Each entry below must be repeated exactly, with pictures left out.

........

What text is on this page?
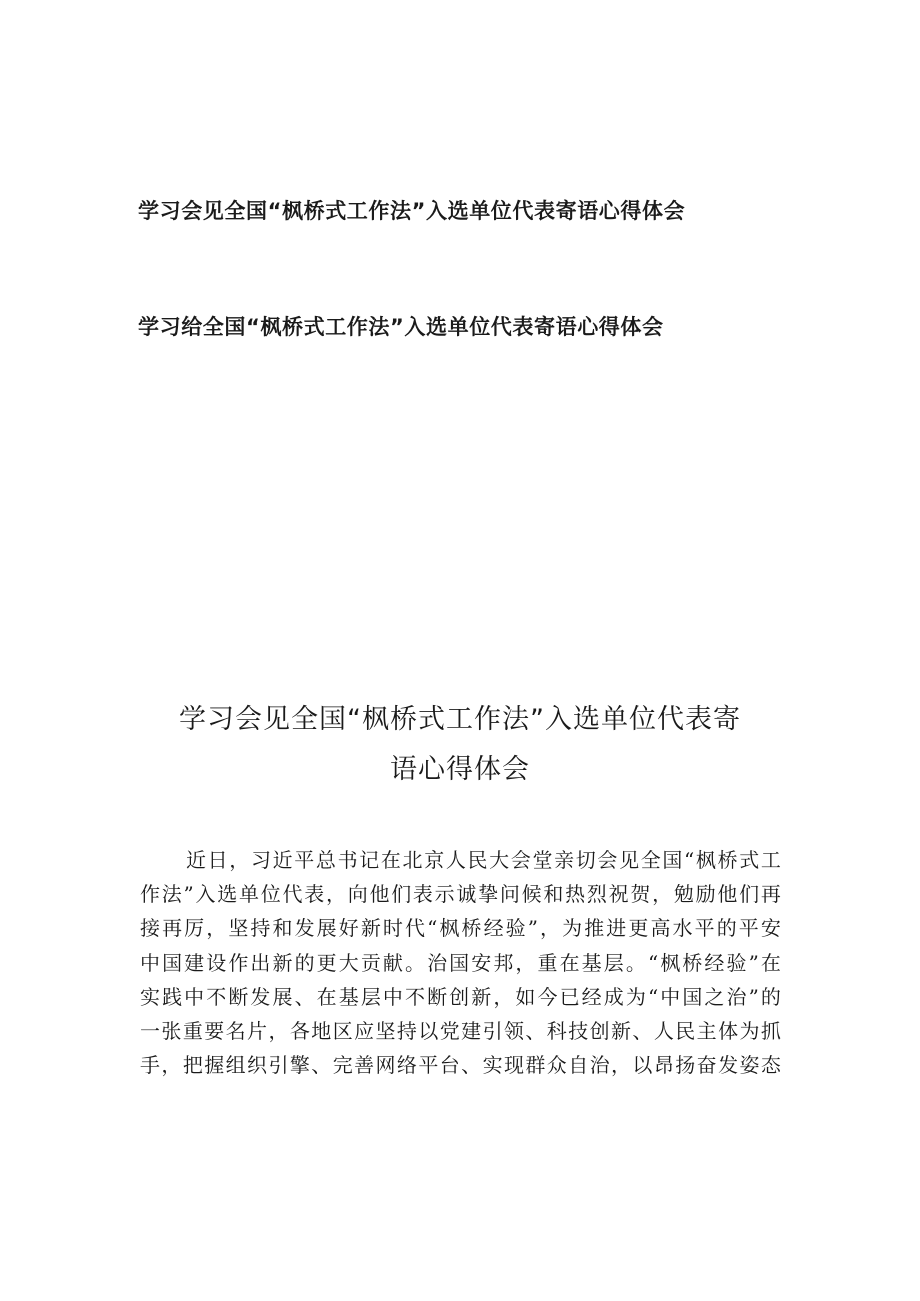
学习会见全国“枫桥式工作法”入选单位代表寄语心得体会
学习给全国“枫桥式工作法”入选单位代表寄语心得体会
学习会见全国“枫桥式工作法”入选单位代表寄
语心得体会
近日，习近平总书记在北京人民大会堂亲切会见全国“枫桥式工
作法”入选单位代表，向他们表示诚挚问候和热烈祝贺，勉励他们再
接再厉，坚持和发展好新时代“枫桥经验”，为推进更高水平的平安
中国建设作出新的更大贡献。治国安邦，重在基层。“枫桥经验”在
实践中不断发展、在基层中不断创新，如今已经成为“中国之治”的
一张重要名片，各地区应坚持以党建引领、科技创新、人民主体为抓
手，把握组织引擎、完善网络平台、实现群众自治，以昂扬奋发姿态
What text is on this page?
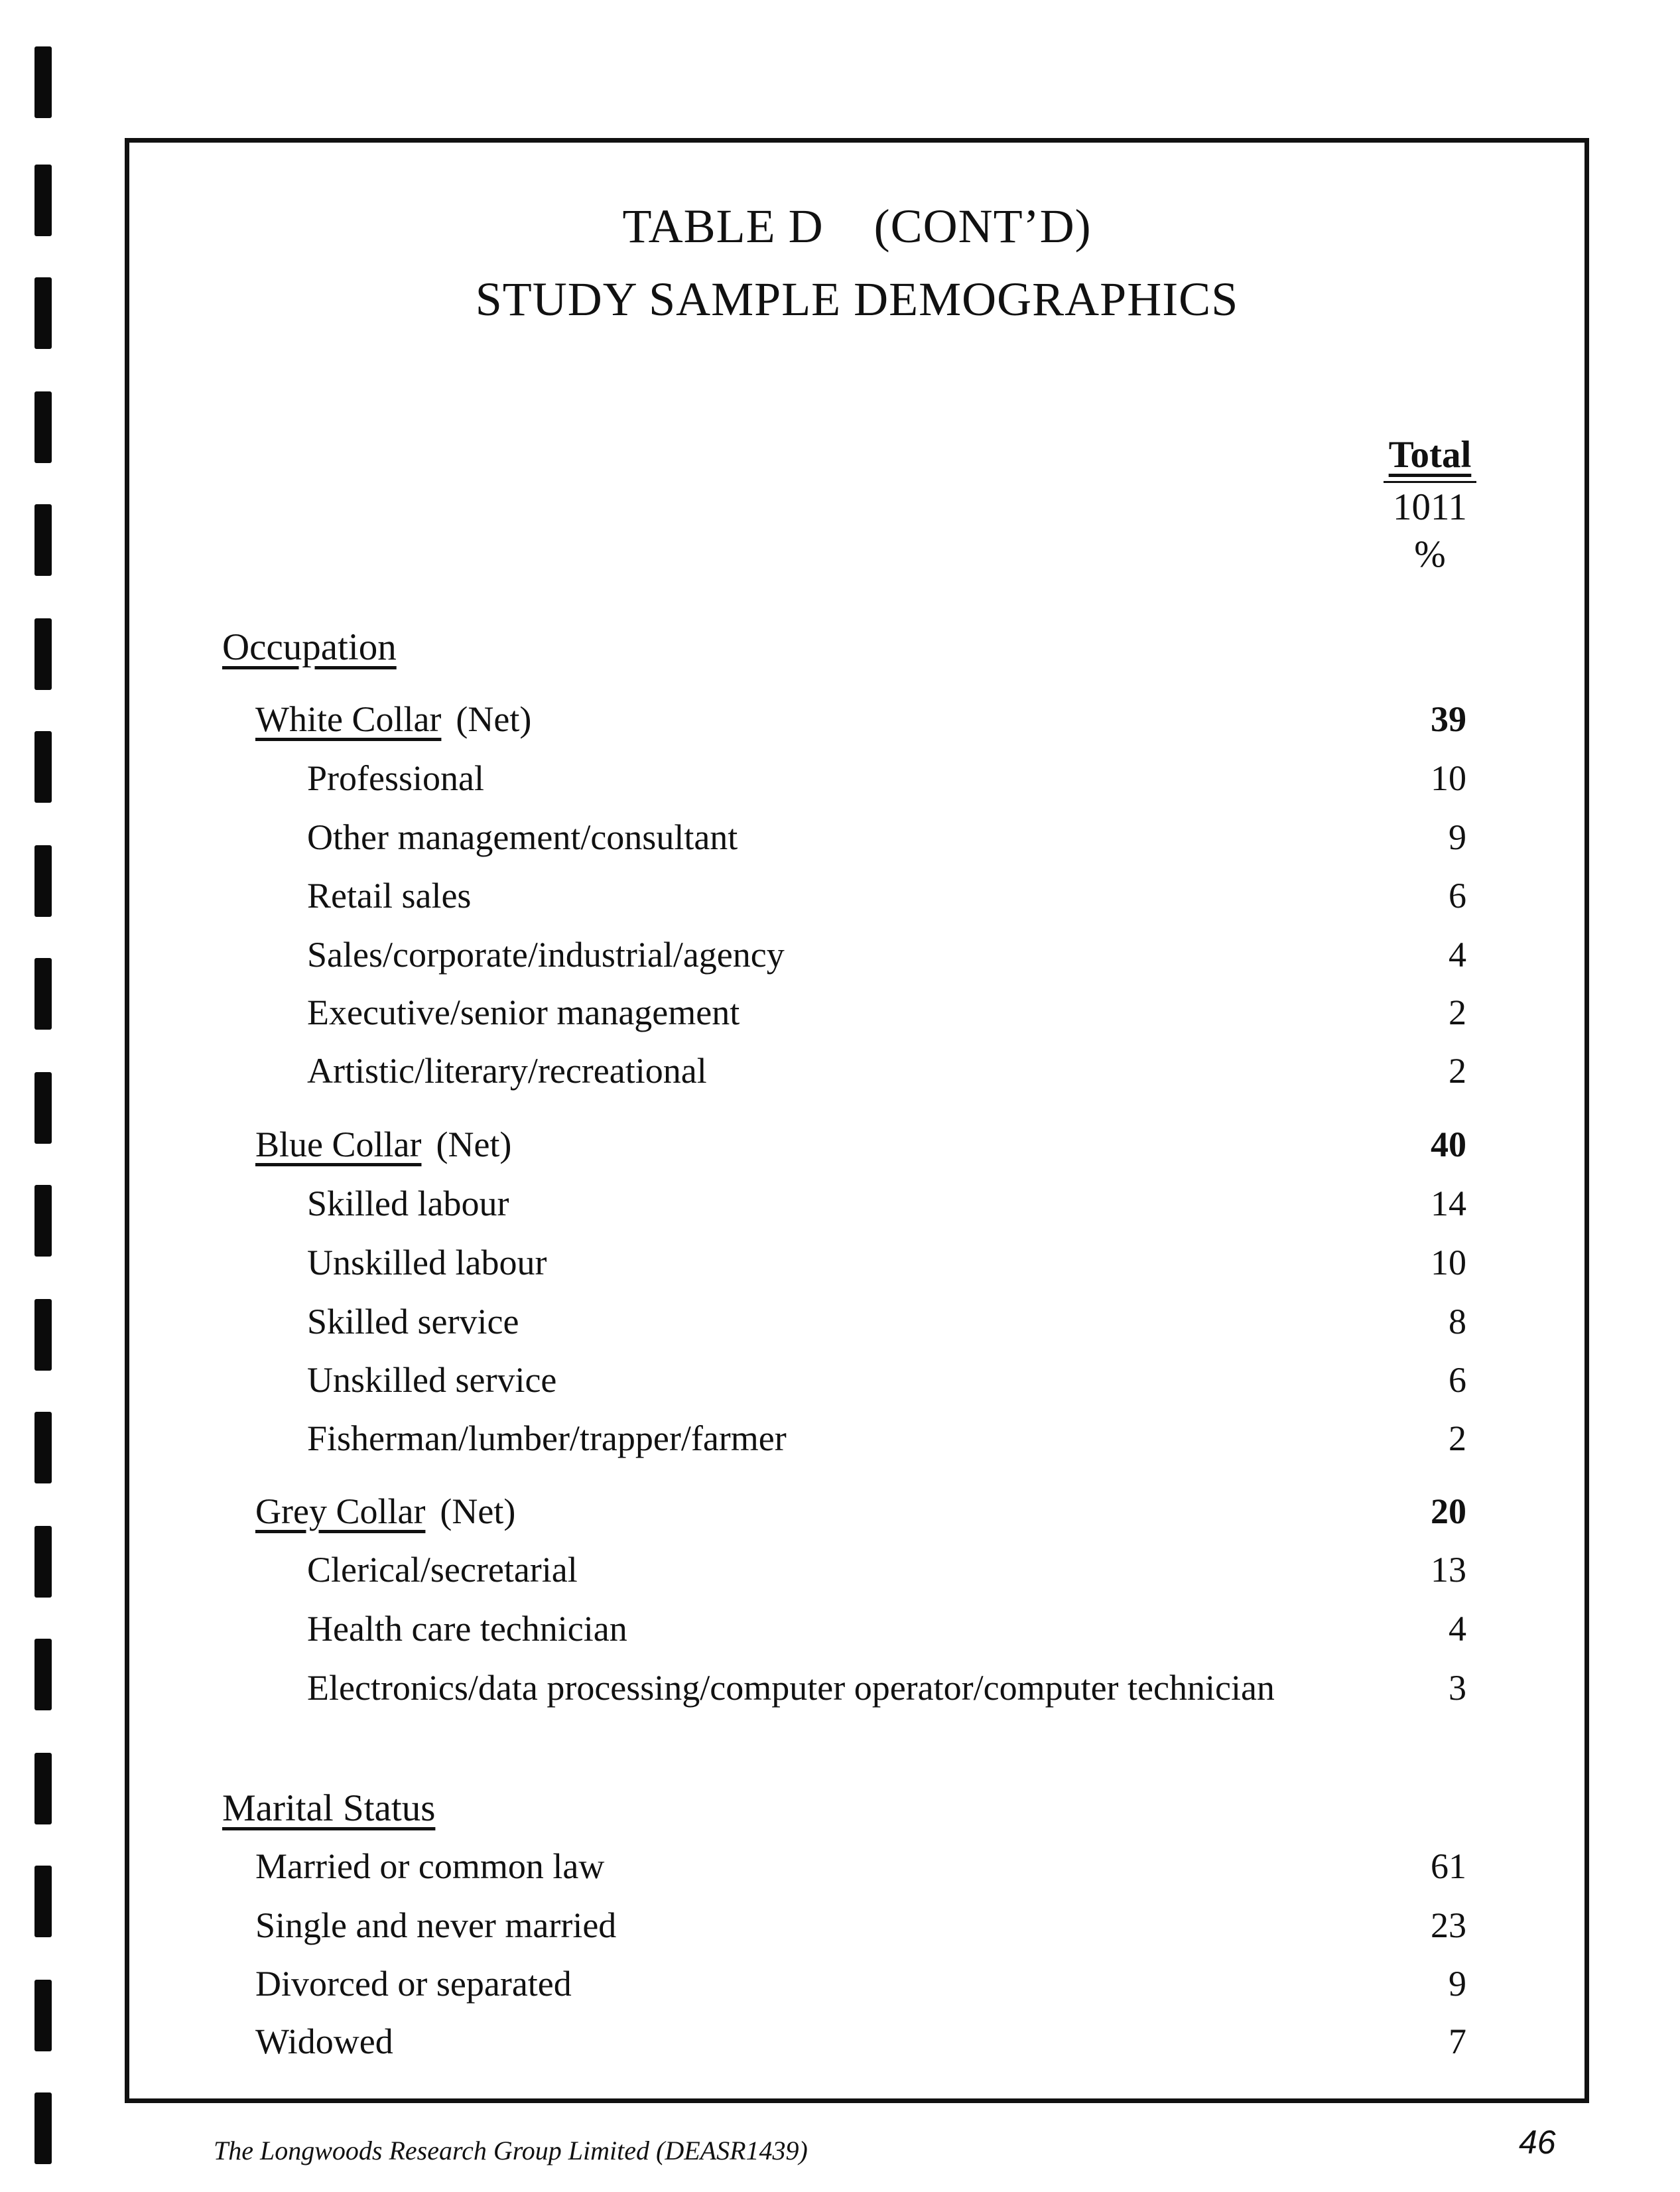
TABLE D    (CONT’D)
STUDY SAMPLE DEMOGRAPHICS
Total
1011
%
Occupation
White Collar (Net)	39
Professional	10
Other management/consultant	9
Retail sales	6
Sales/corporate/industrial/agency	4
Executive/senior management	2
Artistic/literary/recreational	2
Blue Collar (Net)	40
Skilled labour	14
Unskilled labour	10
Skilled service	8
Unskilled service	6
Fisherman/lumber/trapper/farmer	2
Grey Collar (Net)	20
Clerical/secretarial	13
Health care technician	4
Electronics/data processing/computer operator/computer technician	3
Marital Status
Married or common law	61
Single and never married	23
Divorced or separated	9
Widowed	7
The Longwoods Research Group Limited (DEASR1439)	46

........

**Worked answer:**
What text is on this page?
学习会见全国“枫桥式工作法”入选单位代表寄语心得体会
学习给全国“枫桥式工作法”入选单位代表寄语心得体会
学习会见全国“枫桥式工作法”入选单位代表寄
语心得体会
近日，习近平总书记在北京人民大会堂亲切会见全国“枫桥式工
作法”入选单位代表，向他们表示诚挚问候和热烈祝贺，勉励他们再
接再厉，坚持和发展好新时代“枫桥经验”，为推进更高水平的平安
中国建设作出新的更大贡献。治国安邦，重在基层。“枫桥经验”在
实践中不断发展、在基层中不断创新，如今已经成为“中国之治”的
一张重要名片，各地区应坚持以党建引领、科技创新、人民主体为抓
手，把握组织引擎、完善网络平台、实现群众自治，以昂扬奋发姿态
What text is on this page?
TABLE D    (CONT’D)
STUDY SAMPLE DEMOGRAPHICS
Total
1011
%
Occupation
White Collar (Net)	39
Professional	10
Other management/consultant	9
Retail sales	6
Sales/corporate/industrial/agency	4
Executive/senior management	2
Artistic/literary/recreational	2
Blue Collar (Net)	40
Skilled labour	14
Unskilled labour	10
Skilled service	8
Unskilled service	6
Fisherman/lumber/trapper/farmer	2
Grey Collar (Net)	20
Clerical/secretarial	13
Health care technician	4
Electronics/data processing/computer operator/computer technician	3
Marital Status
Married or common law	61
Single and never married	23
Divorced or separated	9
Widowed	7
The Longwoods Research Group Limited (DEASR1439)	46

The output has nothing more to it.